Stated task: Gather every line from the entries below that includes "предоставлением".

Records:
*-*-*

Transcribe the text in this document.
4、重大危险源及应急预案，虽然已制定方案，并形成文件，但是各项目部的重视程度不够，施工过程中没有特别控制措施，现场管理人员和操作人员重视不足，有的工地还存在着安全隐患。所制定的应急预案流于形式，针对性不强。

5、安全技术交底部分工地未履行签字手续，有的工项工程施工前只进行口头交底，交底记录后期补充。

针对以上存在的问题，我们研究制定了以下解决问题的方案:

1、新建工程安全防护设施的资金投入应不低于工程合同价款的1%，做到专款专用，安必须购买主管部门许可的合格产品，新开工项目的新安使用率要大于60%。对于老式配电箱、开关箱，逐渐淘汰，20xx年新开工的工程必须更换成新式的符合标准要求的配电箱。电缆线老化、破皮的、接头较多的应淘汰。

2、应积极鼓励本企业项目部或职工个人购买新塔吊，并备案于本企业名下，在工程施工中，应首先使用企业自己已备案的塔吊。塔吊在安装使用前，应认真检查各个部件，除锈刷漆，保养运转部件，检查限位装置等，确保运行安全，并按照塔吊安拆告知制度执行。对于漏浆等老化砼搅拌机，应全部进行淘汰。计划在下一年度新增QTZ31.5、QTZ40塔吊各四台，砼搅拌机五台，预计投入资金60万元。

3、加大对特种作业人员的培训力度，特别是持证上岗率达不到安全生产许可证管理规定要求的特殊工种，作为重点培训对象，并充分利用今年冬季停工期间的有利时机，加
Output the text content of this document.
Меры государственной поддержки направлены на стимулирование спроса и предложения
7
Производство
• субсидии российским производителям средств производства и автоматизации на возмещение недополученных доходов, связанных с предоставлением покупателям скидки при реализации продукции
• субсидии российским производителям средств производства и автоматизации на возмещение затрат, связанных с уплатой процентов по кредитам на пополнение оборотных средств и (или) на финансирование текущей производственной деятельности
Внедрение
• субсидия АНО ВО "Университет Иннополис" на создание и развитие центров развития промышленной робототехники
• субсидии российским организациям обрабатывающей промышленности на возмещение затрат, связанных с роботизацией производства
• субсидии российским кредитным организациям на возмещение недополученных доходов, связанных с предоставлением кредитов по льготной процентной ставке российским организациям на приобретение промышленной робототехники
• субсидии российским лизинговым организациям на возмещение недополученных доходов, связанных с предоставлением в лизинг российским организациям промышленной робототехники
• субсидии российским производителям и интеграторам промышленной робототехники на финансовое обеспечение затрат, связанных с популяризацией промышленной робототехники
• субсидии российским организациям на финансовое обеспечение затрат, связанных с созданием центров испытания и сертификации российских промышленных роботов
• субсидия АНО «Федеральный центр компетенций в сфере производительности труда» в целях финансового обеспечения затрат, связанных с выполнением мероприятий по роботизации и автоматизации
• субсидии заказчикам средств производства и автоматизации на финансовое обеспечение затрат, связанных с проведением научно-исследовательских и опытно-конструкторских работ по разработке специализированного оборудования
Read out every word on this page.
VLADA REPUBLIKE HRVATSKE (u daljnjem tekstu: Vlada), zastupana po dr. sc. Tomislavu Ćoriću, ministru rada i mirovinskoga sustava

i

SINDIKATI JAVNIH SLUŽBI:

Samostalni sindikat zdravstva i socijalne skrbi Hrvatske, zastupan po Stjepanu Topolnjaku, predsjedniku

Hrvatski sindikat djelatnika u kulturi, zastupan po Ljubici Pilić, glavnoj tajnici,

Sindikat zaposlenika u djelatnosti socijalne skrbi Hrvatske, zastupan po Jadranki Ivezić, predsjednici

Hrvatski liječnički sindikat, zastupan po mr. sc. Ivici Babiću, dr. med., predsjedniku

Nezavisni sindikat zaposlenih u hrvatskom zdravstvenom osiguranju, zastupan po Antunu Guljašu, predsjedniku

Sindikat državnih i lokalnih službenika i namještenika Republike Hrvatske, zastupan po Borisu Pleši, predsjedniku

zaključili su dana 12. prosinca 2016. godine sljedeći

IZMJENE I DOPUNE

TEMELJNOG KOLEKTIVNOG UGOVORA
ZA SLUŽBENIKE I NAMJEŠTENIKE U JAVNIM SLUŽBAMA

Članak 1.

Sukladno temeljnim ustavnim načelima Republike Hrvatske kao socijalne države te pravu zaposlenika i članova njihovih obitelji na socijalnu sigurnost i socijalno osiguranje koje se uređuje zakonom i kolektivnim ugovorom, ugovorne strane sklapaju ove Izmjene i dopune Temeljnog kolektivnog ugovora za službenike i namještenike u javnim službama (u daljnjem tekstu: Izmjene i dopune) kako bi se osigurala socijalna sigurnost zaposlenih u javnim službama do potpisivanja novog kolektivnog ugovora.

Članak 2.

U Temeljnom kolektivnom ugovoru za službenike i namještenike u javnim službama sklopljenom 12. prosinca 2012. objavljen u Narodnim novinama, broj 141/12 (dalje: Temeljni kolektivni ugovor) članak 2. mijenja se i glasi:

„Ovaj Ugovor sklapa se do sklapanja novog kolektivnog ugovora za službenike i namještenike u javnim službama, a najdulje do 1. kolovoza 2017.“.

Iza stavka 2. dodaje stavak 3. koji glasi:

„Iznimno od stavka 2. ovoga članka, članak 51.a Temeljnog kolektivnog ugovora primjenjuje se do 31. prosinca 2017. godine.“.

*-*-*

Exercise result:
• субсидии российским производителям средств производства и автоматизации на возмещение недополученных доходов, связанных с предоставлением покупателям скидки при реализации продукции
• субсидии российским кредитным организациям на возмещение недополученных доходов, связанных с предоставлением кредитов по льготной процентной ставке российским организациям на приобретение промышленной робототехники
• субсидии российским лизинговым организациям на возмещение недополученных доходов, связанных с предоставлением в лизинг российским организациям промышленной робототехники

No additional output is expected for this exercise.